What to produce —
Reproduce only the data from the line containing "- gold-value: 6665.6K: [453, 18, 524, 38]" through the line containing "- damage-value: 14766.4K: [503, 787, 621, 812]", swapping "player-avatar" for "profile-picture" and leaving everything else unchanged.

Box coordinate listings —
--------------------------------------------------
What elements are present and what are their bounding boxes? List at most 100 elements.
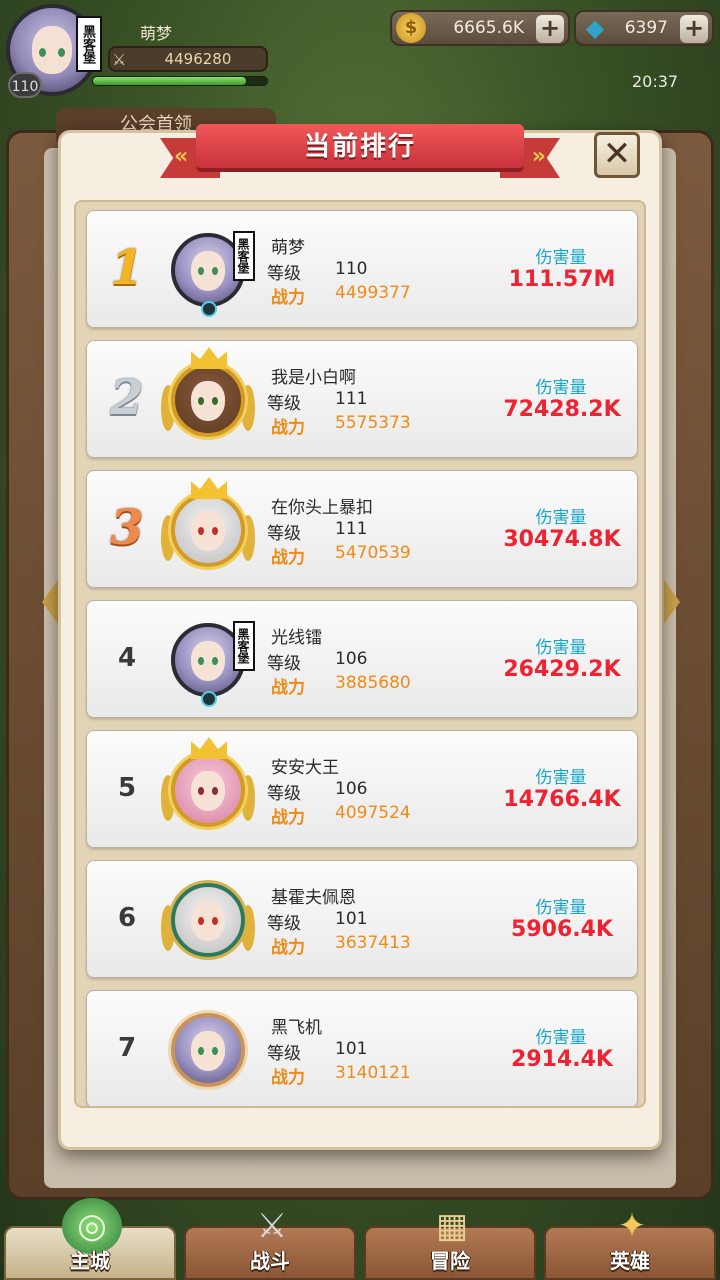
- gold-value: 6665.6K: [453, 18, 524, 38]
- player-power-bar: ⚔ 4496280: [108, 46, 268, 72]
- player-avatar: [161, 347, 255, 445]
- guild-badge-icon: [201, 301, 217, 317]
- bottom-nav: ◎ 主城 ⚔ 战斗 ▦ 冒险 ✦ 英雄: [0, 1196, 720, 1280]
- damage-value: 14766.4K: [503, 787, 621, 812]
- avatar-face: [191, 771, 225, 811]
- power-label: 战力: [271, 678, 305, 698]
- player-name: 基霍夫佩恩: [271, 888, 356, 908]
- player-power-value: 4496280: [164, 50, 232, 68]
- left-arrow-icon[interactable]: [42, 580, 58, 624]
- avatar-eye: [39, 48, 46, 57]
- avatar-tag: 黑客堡: [233, 231, 255, 281]
- level-value: 101: [335, 909, 368, 929]
- gem-value: 6397: [624, 18, 668, 38]
- ranking-row[interactable]: 5 安安大王 等级 106 战力 4097524 伤害量 14766.4K: [86, 730, 638, 848]
- level-value: 110: [335, 259, 368, 279]
- rank-number: 2: [110, 370, 144, 426]
- nav-label: 战斗: [250, 1249, 290, 1273]
- crossed-swords-icon: ⚔: [112, 50, 127, 69]
- avatar-eye: [212, 267, 218, 275]
- player-avatar: [161, 737, 255, 835]
- level-value: 106: [335, 649, 368, 669]
- power-label: 战力: [271, 808, 305, 828]
- damage-label: 伤害量: [535, 248, 587, 268]
- level-label: 等级: [267, 394, 301, 414]
- power-value: 5470539: [335, 543, 411, 563]
- avatar-eye: [198, 787, 204, 795]
- avatar-eye: [198, 267, 204, 275]
- avatar-eye: [198, 527, 204, 535]
- dialog-title-ribbon: « » 当前排行: [160, 120, 560, 182]
- ranking-row[interactable]: 3 在你头上暴扣 等级 111 战力 5470539 伤害量 30474.8K: [86, 470, 638, 588]
- nav-main-city[interactable]: ◎ 主城: [4, 1198, 176, 1280]
- player-level-badge: 110: [8, 72, 42, 98]
- nav-adventure[interactable]: ▦ 冒险: [364, 1206, 536, 1280]
- player-avatar: 黑客堡: [163, 225, 255, 317]
- level-label: 等级: [267, 524, 301, 544]
- avatar-eye: [198, 917, 204, 925]
- avatar-tag: 黑客堡: [233, 621, 255, 671]
- guild-badge-icon: [201, 691, 217, 707]
- avatar-face: [191, 901, 225, 941]
- power-value: 3885680: [335, 673, 411, 693]
- nav-label: 主城: [70, 1249, 110, 1273]
- power-value: 3637413: [335, 933, 411, 953]
- rank-number: 5: [117, 773, 137, 803]
- diamond-icon: ◆: [585, 14, 605, 42]
- avatar-face: [191, 641, 225, 681]
- ranking-row[interactable]: 1 黑客堡 萌梦 等级 110 战力 4499377 伤害量 111.57M: [86, 210, 638, 328]
- player-name: 光线镭: [271, 628, 322, 648]
- avatar-eye: [198, 1047, 204, 1055]
- avatar-face: [191, 1031, 225, 1071]
- avatar-face: [191, 511, 225, 551]
- player-avatar: [161, 477, 255, 575]
- player-name: 在你头上暴扣: [271, 498, 373, 518]
- ranking-row[interactable]: 6 基霍夫佩恩 等级 101 战力 3637413 伤害量 5906.4K: [86, 860, 638, 978]
- ranking-list[interactable]: 1 黑客堡 萌梦 等级 110 战力 4499377 伤害量 111.57M 2…: [74, 200, 646, 1108]
- player-name: 我是小白啊: [271, 368, 356, 388]
- crown-icon: [191, 477, 227, 499]
- level-value: 111: [335, 519, 368, 539]
- chevron-right-icon: »: [531, 144, 546, 169]
- level-label: 等级: [267, 784, 301, 804]
- ranking-row[interactable]: 7 黑飞机 等级 101 战力 3140121 伤害量 2914.4K: [86, 990, 638, 1106]
- avatar-eye: [212, 527, 218, 535]
- power-value: 4097524: [335, 803, 411, 823]
- damage-value: 72428.2K: [503, 397, 621, 422]
- avatar-eye: [212, 1047, 218, 1055]
- rank-number: 4: [117, 643, 137, 673]
- player-name: 萌梦: [140, 24, 173, 43]
- avatar-face: [191, 251, 225, 291]
- power-value: 5575373: [335, 413, 411, 433]
- close-button[interactable]: ✕: [594, 132, 640, 178]
- ranking-row[interactable]: 4 黑客堡 光线镭 等级 106 战力 3885680 伤害量 26429.2K: [86, 600, 638, 718]
- power-value: 3140121: [335, 1063, 411, 1083]
- rank-number: 1: [110, 240, 144, 296]
- damage-value: 2914.4K: [511, 1047, 613, 1072]
- right-arrow-icon[interactable]: [664, 580, 680, 624]
- player-name: 黑飞机: [271, 1018, 322, 1038]
- nav-label: 英雄: [610, 1249, 650, 1273]
- avatar-eye: [58, 48, 65, 57]
- player-name: 萌梦: [271, 238, 305, 258]
- crown-icon: [191, 737, 227, 759]
- player-name: 安安大王: [271, 758, 339, 778]
- add-gem-button[interactable]: +: [680, 15, 708, 43]
- player-avatar: [161, 875, 255, 965]
- gem-counter: ◆ 6397 +: [574, 10, 714, 46]
- ranking-row[interactable]: 2 我是小白啊 等级 111 战力 5575373 伤害量 72428.2K: [86, 340, 638, 458]
- avatar-eye: [212, 657, 218, 665]
- player-avatar: 黑客堡: [163, 615, 255, 707]
- damage-value: 26429.2K: [503, 657, 621, 682]
- nav-label: 冒险: [430, 1249, 470, 1273]
- avatar-eye: [198, 657, 204, 665]
- level-value: 106: [335, 779, 368, 799]
- add-gold-button[interactable]: +: [536, 15, 564, 43]
- dialog-title: 当前排行: [196, 124, 524, 172]
- nav-battle[interactable]: ⚔ 战斗: [184, 1206, 356, 1280]
- level-label: 等级: [267, 1044, 301, 1064]
- nav-hero[interactable]: ✦ 英雄: [544, 1206, 716, 1280]
- gold-coin-icon: $: [396, 13, 426, 43]
- avatar-face: [32, 26, 72, 74]
- avatar-eye: [198, 397, 204, 405]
--------------------------------------------------
Solution to this task —
- gold-value: 6665.6K: [453, 18, 524, 38]
- player-power-bar: ⚔ 4496280: [108, 46, 268, 72]
- profile-picture: [161, 347, 255, 445]
- guild-badge-icon: [201, 301, 217, 317]
- bottom-nav: ◎ 主城 ⚔ 战斗 ▦ 冒险 ✦ 英雄: [0, 1196, 720, 1280]
- damage-value: 14766.4K: [503, 787, 621, 812]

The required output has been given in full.